§ **Short task**:
Reproduce the records exactly.

<<<<

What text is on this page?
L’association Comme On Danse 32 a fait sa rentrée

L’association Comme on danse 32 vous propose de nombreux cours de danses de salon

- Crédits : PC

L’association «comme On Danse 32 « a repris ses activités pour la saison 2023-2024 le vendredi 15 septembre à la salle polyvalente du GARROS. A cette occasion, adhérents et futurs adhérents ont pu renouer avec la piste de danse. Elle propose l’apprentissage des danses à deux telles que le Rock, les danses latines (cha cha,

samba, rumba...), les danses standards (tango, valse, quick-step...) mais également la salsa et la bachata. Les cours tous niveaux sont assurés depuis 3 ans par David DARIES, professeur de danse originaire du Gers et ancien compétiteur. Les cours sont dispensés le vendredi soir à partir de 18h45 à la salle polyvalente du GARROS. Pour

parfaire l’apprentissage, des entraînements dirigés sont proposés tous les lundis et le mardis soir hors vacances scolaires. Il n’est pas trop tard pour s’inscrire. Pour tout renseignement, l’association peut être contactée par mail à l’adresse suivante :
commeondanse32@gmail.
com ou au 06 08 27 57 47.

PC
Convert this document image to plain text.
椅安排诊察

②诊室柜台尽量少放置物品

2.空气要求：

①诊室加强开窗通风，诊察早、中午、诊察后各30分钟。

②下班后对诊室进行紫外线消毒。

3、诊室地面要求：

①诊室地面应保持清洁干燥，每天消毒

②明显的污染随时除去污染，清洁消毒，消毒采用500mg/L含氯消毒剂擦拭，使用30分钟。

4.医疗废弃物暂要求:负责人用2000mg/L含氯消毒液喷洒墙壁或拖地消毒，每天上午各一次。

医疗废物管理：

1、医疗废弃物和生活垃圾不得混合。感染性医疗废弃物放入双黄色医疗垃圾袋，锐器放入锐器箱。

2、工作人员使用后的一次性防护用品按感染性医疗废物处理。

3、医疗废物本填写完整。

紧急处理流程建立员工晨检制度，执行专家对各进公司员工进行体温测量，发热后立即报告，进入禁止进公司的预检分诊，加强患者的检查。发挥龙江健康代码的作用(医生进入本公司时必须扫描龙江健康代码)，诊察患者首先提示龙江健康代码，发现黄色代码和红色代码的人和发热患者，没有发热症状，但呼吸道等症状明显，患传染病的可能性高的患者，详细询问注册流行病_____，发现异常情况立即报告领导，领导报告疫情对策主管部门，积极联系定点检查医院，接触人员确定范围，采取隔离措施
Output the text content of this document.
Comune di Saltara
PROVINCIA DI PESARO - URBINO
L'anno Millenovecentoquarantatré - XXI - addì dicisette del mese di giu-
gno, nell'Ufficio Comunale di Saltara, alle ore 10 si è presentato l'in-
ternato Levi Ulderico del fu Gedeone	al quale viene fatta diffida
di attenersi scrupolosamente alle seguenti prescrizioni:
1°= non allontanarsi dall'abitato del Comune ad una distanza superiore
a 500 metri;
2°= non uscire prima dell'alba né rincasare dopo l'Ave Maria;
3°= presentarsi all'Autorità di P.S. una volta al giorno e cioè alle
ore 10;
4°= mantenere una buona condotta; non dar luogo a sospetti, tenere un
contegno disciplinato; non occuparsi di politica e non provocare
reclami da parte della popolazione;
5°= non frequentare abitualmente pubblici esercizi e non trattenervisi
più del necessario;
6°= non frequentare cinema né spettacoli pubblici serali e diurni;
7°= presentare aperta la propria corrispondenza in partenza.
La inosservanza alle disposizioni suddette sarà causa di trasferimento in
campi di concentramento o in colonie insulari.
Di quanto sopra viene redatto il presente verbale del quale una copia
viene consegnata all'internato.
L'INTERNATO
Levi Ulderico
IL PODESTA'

>>>>

§ **Result for this task**:
What text is on this page?
L’association Comme On Danse 32 a fait sa rentrée

L’association Comme on danse 32 vous propose de nombreux cours de danses de salon

- Crédits : PC

L’association «comme On Danse 32 « a repris ses activités pour la saison 2023-2024 le vendredi 15 septembre à la salle polyvalente du GARROS. A cette occasion, adhérents et futurs adhérents ont pu renouer avec la piste de danse. Elle propose l’apprentissage des danses à deux telles que le Rock, les danses latines (cha cha,

samba, rumba...), les danses standards (tango, valse, quick-step...) mais également la salsa et la bachata. Les cours tous niveaux sont assurés depuis 3 ans par David DARIES, professeur de danse originaire du Gers et ancien compétiteur. Les cours sont dispensés le vendredi soir à partir de 18h45 à la salle polyvalente du GARROS. Pour

parfaire l’apprentissage, des entraînements dirigés sont proposés tous les lundis et le mardis soir hors vacances scolaires. Il n’est pas trop tard pour s’inscrire. Pour tout renseignement, l’association peut être contactée par mail à l’adresse suivante :
commeondanse32@gmail.
com ou au 06 08 27 57 47.

PC
Convert this document image to plain text.
椅安排诊察

②诊室柜台尽量少放置物品

2.空气要求：

①诊室加强开窗通风，诊察早、中午、诊察后各30分钟。

②下班后对诊室进行紫外线消毒。

3、诊室地面要求：

①诊室地面应保持清洁干燥，每天消毒

②明显的污染随时除去污染，清洁消毒，消毒采用500mg/L含氯消毒剂擦拭，使用30分钟。

4.医疗废弃物暂要求:负责人用2000mg/L含氯消毒液喷洒墙壁或拖地消毒，每天上午各一次。

医疗废物管理：

1、医疗废弃物和生活垃圾不得混合。感染性医疗废弃物放入双黄色医疗垃圾袋，锐器放入锐器箱。

2、工作人员使用后的一次性防护用品按感染性医疗废物处理。

3、医疗废物本填写完整。

紧急处理流程建立员工晨检制度，执行专家对各进公司员工进行体温测量，发热后立即报告，进入禁止进公司的预检分诊，加强患者的检查。发挥龙江健康代码的作用(医生进入本公司时必须扫描龙江健康代码)，诊察患者首先提示龙江健康代码，发现黄色代码和红色代码的人和发热患者，没有发热症状，但呼吸道等症状明显，患传染病的可能性高的患者，详细询问注册流行病_____，发现异常情况立即报告领导，领导报告疫情对策主管部门，积极联系定点检查医院，接触人员确定范围，采取隔离措施
Output the text content of this document.
Comune di Saltara
PROVINCIA DI PESARO - URBINO
L'anno Millenovecentoquarantatré - XXI - addì dicisette del mese di giu-
gno, nell'Ufficio Comunale di Saltara, alle ore 10 si è presentato l'in-
ternato Levi Ulderico del fu Gedeone	al quale viene fatta diffida
di attenersi scrupolosamente alle seguenti prescrizioni:
1°= non allontanarsi dall'abitato del Comune ad una distanza superiore
a 500 metri;
2°= non uscire prima dell'alba né rincasare dopo l'Ave Maria;
3°= presentarsi all'Autorità di P.S. una volta al giorno e cioè alle
ore 10;
4°= mantenere una buona condotta; non dar luogo a sospetti, tenere un
contegno disciplinato; non occuparsi di politica e non provocare
reclami da parte della popolazione;
5°= non frequentare abitualmente pubblici esercizi e non trattenervisi
più del necessario;
6°= non frequentare cinema né spettacoli pubblici serali e diurni;
7°= presentare aperta la propria corrispondenza in partenza.
La inosservanza alle disposizioni suddette sarà causa di trasferimento in
campi di concentramento o in colonie insulari.
Di quanto sopra viene redatto il presente verbale del quale una copia
viene consegnata all'internato.
L'INTERNATO
Levi Ulderico
IL PODESTA'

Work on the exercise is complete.